I was free for the last four days of July 2015.  Time to treat myself to a vacation trip.  Considering the summer heat, it seemed prudent to head north.  But whither?

Maybe to Michigan.  I recall 20th-century trips with my parents and aunts and uncles, and perhaps it was time to revisit those places — in particular, Dearborn and Frankenmuth.

• Dearborn is the site of the Henry Ford Museum and Greenfield Village, now known collectively as “The Henry Ford.”  I had been to the Museum several times but had never entered the Village, a themed collection of old landmark buildings from the eastern USA such as Thomas Edison’s laboratory.

• Frankenmuth is the site of Bronner’s Christmas Wonderland, the world’s largest Christmas store.  It’s a town founded by Germans, and I have some German heritage including my father’s great-grandfather George Frederick Schöll, who immigrated from Heidelberg, and my mother’s sister-in-law Esther Rauschenberger, who grew up in Ann Arbor.

TUESDAY

I left Pennsylvania in the morning, driving towards Michigan.  Oberlin College, where I studied German as part of my physics major many years ago, was near the halfway point.  I paid a brief visit.

A new hotel has been needed there for a long time.  I remember staying at the Oberlin Inn for the WOBC reunion in 1988, and even then it was out of date.  A replacement Inn is finally under construction on the corner of College and Main.


Continuing west, I headed for the Detroit airport.  The Henry Ford is ten miles from downtown, but I had decided to stay a little farther out, adjacent to the airport at the Fairfield Inn in Romulus.

There was a strip mall next door with a café called the Beirut Restaurant.  There aren’t many Middle Eastern places where I live, so I decided to give it a try.

I had lentil soup and shish kafta (enlongated meatballs including onion and spices) with garlicky tahini sauce.  Tasty!

WEDNESDAY

It was going to be a hot day, so I decided to visit Greenfield Village first, in the morning, followed by the air-conditioned museum in the afternoon.

++++++++++++++++++++

** WRITTEN INSTRUCTION **
Reproduce the travel account word for word, starting at "Continuing west, I" and stopping after "in the afternoon.". The entries after this point are separate material with no connection to the travel account.

Element placement data:
++++++++++++++++++++

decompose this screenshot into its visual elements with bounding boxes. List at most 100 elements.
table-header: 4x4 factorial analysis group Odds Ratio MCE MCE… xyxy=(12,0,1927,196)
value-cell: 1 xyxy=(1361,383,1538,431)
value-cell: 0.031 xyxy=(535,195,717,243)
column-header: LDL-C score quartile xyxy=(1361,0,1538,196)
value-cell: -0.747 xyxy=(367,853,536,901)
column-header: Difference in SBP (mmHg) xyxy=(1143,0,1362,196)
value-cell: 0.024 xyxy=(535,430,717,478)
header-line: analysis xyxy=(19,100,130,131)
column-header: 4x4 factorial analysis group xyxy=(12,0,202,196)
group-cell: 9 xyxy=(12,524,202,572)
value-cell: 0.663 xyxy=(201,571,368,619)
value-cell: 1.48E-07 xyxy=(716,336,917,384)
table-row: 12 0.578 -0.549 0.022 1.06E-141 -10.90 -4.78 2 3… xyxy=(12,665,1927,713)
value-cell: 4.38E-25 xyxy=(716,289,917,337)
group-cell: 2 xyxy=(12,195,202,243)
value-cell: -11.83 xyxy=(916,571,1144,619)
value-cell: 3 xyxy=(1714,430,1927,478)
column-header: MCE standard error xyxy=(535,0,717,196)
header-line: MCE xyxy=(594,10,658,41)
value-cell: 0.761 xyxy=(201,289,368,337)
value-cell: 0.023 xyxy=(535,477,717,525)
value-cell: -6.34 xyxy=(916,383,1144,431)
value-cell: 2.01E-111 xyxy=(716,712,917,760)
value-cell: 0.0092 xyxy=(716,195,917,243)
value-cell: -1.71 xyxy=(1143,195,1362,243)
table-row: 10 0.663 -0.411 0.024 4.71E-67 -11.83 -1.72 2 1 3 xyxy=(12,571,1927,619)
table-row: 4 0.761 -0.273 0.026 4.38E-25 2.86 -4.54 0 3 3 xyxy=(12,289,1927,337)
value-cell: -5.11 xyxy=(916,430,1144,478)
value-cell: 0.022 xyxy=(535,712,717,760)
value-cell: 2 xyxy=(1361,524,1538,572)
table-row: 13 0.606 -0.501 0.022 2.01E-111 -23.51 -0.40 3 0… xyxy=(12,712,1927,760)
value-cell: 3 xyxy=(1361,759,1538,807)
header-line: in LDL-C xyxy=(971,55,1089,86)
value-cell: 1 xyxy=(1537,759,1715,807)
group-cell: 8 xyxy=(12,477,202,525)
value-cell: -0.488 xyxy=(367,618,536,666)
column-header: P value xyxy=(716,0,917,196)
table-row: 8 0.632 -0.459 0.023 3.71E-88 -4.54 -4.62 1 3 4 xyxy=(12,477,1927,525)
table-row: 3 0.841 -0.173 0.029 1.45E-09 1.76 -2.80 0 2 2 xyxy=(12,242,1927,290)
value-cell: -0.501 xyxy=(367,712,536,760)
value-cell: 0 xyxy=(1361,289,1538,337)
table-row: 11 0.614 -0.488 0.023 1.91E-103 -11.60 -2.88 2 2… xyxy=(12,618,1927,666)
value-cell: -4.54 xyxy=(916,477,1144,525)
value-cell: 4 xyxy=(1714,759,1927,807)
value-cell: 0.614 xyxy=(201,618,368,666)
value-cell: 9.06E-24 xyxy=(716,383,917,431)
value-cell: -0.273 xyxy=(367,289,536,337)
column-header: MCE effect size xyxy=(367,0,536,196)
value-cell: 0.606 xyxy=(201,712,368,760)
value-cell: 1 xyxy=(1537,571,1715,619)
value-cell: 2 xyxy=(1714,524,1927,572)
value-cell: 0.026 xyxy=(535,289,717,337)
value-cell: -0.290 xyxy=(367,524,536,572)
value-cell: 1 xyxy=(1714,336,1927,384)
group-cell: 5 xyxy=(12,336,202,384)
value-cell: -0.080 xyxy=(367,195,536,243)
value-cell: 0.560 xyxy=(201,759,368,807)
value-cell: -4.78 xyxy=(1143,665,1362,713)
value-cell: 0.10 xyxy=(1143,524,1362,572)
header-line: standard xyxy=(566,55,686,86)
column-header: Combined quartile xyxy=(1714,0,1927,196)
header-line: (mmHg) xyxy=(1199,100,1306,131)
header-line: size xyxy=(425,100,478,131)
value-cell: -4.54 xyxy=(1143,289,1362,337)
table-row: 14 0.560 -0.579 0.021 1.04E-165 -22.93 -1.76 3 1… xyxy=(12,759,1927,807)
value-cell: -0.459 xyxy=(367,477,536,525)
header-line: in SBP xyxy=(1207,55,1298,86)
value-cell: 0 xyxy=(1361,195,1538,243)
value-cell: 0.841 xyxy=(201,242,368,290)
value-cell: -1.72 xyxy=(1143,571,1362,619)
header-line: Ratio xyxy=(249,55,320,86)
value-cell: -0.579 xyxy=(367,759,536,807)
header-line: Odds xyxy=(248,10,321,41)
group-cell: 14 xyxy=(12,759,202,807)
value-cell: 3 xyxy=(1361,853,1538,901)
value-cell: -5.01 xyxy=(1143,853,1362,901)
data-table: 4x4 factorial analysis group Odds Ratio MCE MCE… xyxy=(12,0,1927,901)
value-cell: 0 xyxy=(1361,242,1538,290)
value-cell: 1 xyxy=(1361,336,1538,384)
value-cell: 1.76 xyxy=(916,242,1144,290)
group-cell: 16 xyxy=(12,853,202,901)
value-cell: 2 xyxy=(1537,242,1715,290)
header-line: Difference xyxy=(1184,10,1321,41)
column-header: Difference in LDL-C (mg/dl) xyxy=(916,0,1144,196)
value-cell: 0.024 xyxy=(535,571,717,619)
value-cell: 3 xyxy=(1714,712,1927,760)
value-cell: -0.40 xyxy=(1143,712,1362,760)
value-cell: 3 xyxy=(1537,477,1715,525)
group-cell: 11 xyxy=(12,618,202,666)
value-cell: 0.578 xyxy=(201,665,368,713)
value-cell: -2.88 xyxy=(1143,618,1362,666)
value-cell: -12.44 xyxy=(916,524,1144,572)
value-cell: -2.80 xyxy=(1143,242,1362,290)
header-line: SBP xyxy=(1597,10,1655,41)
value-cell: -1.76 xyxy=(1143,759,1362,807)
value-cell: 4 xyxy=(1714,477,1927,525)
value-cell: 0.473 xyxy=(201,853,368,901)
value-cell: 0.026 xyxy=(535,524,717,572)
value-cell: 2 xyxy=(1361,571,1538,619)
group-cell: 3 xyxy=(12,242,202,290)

++++++++++++++++++++

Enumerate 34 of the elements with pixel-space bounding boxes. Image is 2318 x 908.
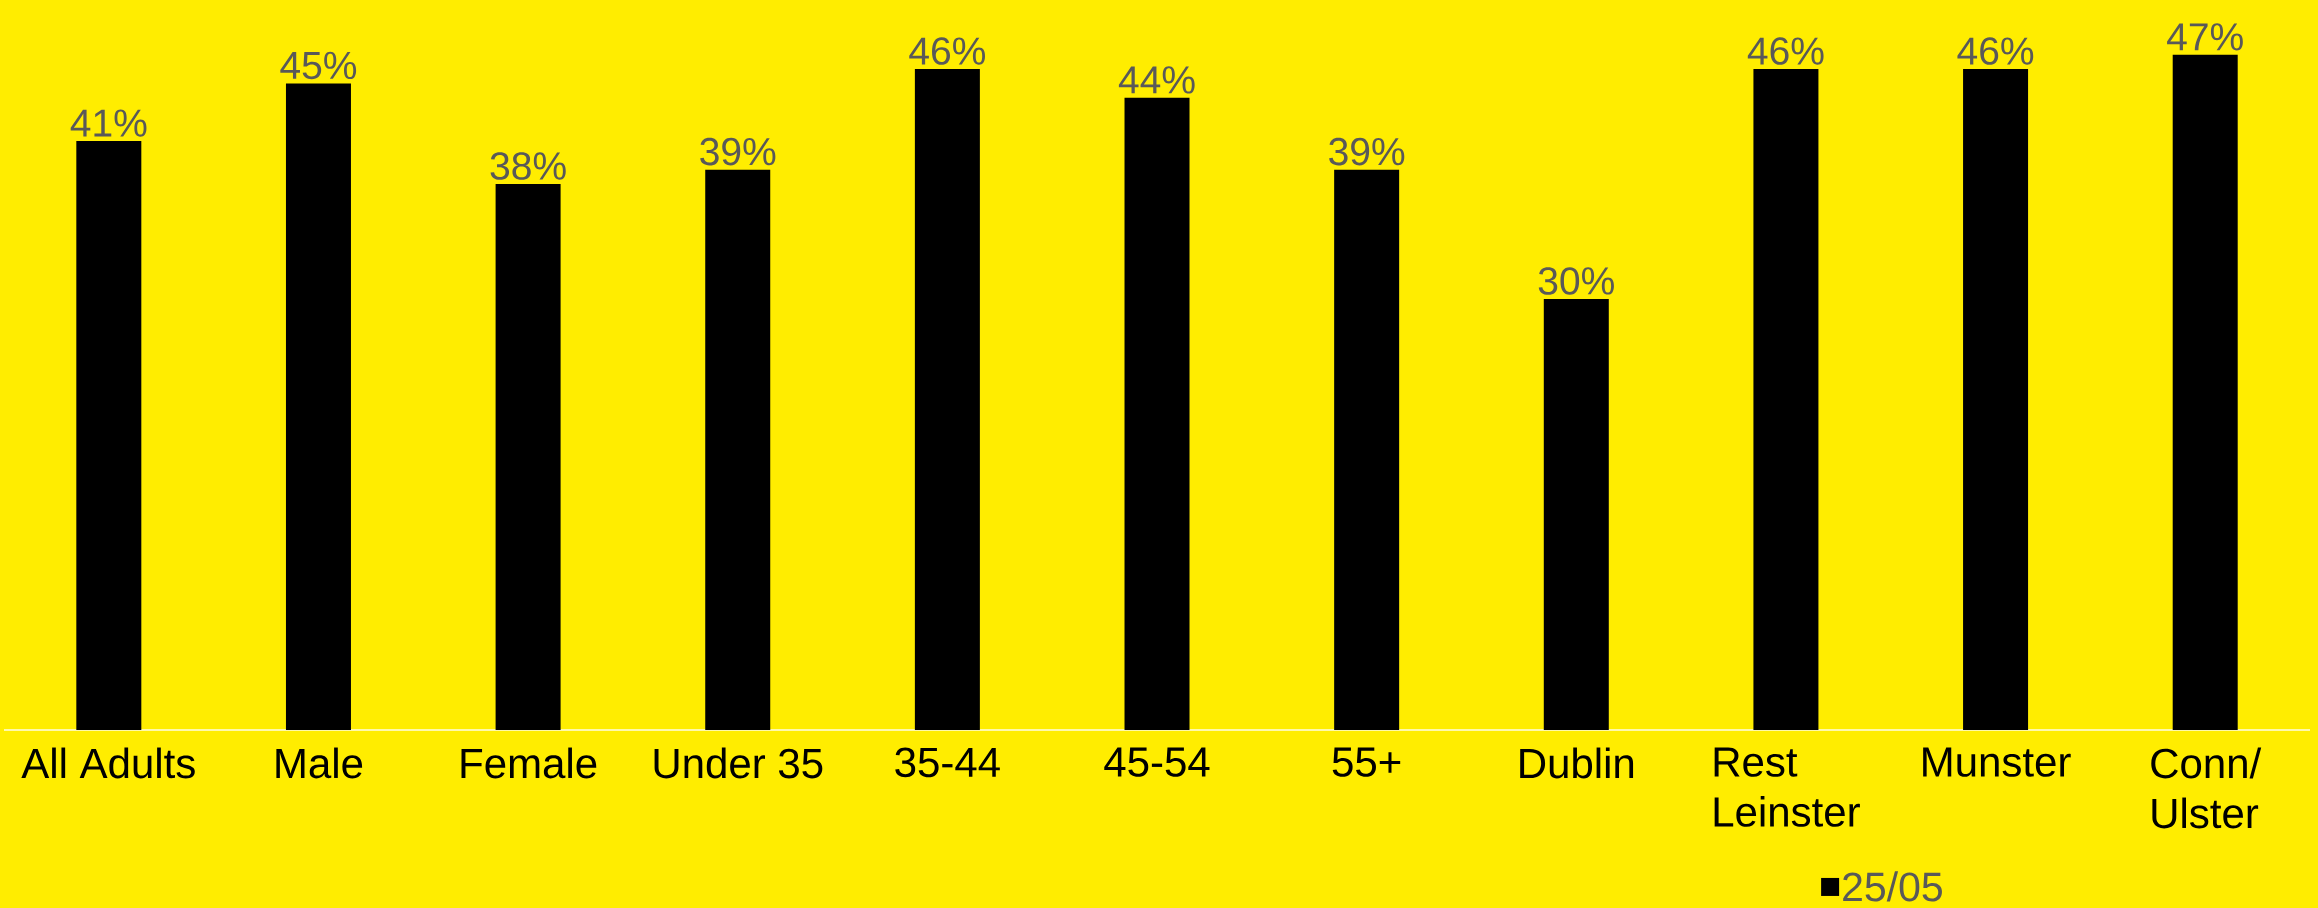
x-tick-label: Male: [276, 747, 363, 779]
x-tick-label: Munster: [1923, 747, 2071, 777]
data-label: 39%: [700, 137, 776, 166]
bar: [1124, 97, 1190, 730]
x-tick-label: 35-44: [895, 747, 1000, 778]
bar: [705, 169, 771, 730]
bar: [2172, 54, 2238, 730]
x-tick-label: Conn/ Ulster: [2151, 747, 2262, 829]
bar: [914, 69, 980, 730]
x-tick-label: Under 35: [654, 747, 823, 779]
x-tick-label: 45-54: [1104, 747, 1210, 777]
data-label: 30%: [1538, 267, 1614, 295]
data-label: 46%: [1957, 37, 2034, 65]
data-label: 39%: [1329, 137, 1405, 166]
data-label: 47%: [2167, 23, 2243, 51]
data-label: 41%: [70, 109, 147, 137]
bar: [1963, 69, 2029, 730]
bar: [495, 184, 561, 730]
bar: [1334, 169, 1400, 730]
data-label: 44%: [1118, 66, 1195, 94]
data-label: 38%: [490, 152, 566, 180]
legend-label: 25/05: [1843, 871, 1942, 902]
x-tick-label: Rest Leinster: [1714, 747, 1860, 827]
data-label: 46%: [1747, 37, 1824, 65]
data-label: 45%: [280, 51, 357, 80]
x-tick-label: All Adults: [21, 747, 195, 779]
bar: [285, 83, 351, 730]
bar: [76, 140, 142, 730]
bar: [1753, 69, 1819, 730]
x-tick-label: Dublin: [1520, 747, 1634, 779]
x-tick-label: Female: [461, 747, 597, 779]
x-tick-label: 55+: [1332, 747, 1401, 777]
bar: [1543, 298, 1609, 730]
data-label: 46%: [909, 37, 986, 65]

++++++++++++++++++++

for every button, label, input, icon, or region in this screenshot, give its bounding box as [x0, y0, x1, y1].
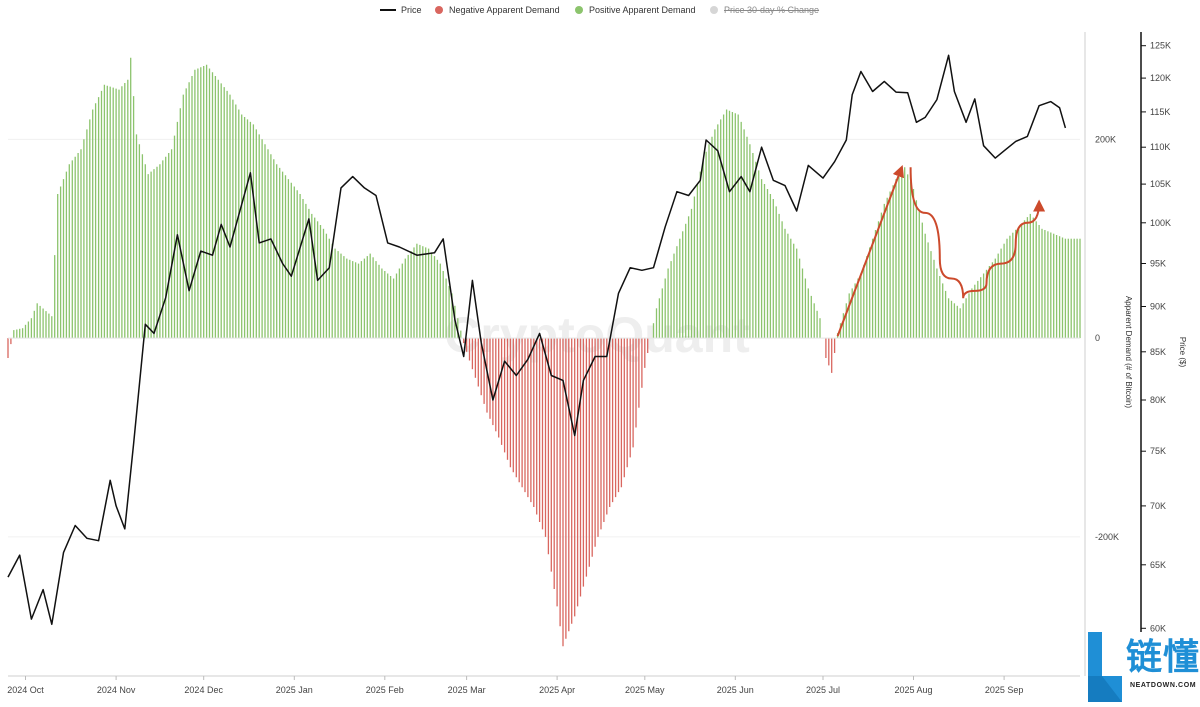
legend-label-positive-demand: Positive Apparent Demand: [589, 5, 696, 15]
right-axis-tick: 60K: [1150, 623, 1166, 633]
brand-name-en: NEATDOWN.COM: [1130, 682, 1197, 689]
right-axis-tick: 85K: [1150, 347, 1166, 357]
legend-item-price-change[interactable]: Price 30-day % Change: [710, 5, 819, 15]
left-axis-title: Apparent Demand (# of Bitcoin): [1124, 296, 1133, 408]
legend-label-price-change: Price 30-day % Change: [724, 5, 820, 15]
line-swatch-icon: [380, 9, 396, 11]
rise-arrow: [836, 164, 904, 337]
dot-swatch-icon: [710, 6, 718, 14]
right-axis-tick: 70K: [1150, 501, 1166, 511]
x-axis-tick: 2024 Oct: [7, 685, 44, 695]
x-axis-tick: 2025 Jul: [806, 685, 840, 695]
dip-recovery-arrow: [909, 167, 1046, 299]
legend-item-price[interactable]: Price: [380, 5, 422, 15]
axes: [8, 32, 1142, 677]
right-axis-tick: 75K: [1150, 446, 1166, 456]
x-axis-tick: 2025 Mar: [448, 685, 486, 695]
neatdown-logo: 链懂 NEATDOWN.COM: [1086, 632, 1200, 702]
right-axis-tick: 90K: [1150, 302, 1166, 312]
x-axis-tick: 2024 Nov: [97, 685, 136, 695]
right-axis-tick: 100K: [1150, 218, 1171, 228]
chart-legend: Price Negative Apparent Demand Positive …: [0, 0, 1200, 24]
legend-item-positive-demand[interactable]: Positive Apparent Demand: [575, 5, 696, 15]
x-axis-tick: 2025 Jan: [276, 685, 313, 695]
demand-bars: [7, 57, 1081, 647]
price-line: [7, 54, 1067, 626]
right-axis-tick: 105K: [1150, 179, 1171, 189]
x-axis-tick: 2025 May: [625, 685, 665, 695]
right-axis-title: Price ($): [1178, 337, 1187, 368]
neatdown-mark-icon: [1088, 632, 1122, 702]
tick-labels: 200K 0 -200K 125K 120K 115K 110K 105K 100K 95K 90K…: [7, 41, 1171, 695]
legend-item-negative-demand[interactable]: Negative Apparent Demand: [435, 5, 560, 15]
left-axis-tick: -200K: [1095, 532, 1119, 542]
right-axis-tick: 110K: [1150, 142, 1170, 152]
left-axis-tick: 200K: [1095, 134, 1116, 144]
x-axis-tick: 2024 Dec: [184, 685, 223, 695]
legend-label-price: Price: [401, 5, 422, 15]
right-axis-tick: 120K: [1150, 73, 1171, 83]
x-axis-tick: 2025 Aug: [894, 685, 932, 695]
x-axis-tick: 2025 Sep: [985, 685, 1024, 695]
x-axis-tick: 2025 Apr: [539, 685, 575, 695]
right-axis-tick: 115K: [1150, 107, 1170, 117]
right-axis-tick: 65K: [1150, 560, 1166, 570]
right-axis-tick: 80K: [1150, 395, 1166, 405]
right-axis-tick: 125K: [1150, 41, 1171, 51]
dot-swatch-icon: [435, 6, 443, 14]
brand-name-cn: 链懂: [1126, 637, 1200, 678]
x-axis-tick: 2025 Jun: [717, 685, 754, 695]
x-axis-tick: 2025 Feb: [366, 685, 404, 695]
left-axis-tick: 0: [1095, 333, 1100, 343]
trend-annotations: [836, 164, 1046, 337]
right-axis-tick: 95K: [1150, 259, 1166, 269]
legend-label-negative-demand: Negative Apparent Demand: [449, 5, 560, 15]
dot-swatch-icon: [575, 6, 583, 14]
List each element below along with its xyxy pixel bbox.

++++++++++++++++++++

** TASK RESULT **
Continuing west, I headed for the Detroit airport.  The Henry Ford is ten miles from downtown, but I had decided to stay a little farther out, adjacent to the airport at the Fairfield Inn in Romulus.

There was a strip mall next door with a café called the Beirut Restaurant.  There aren’t many Middle Eastern places where I live, so I decided to give it a try.

I had lentil soup and shish kafta (enlongated meatballs including onion and spices) with garlicky tahini sauce.  Tasty!

WEDNESDAY

It was going to be a hot day, so I decided to visit Greenfield Village first, in the morning, followed by the air-conditioned museum in the afternoon.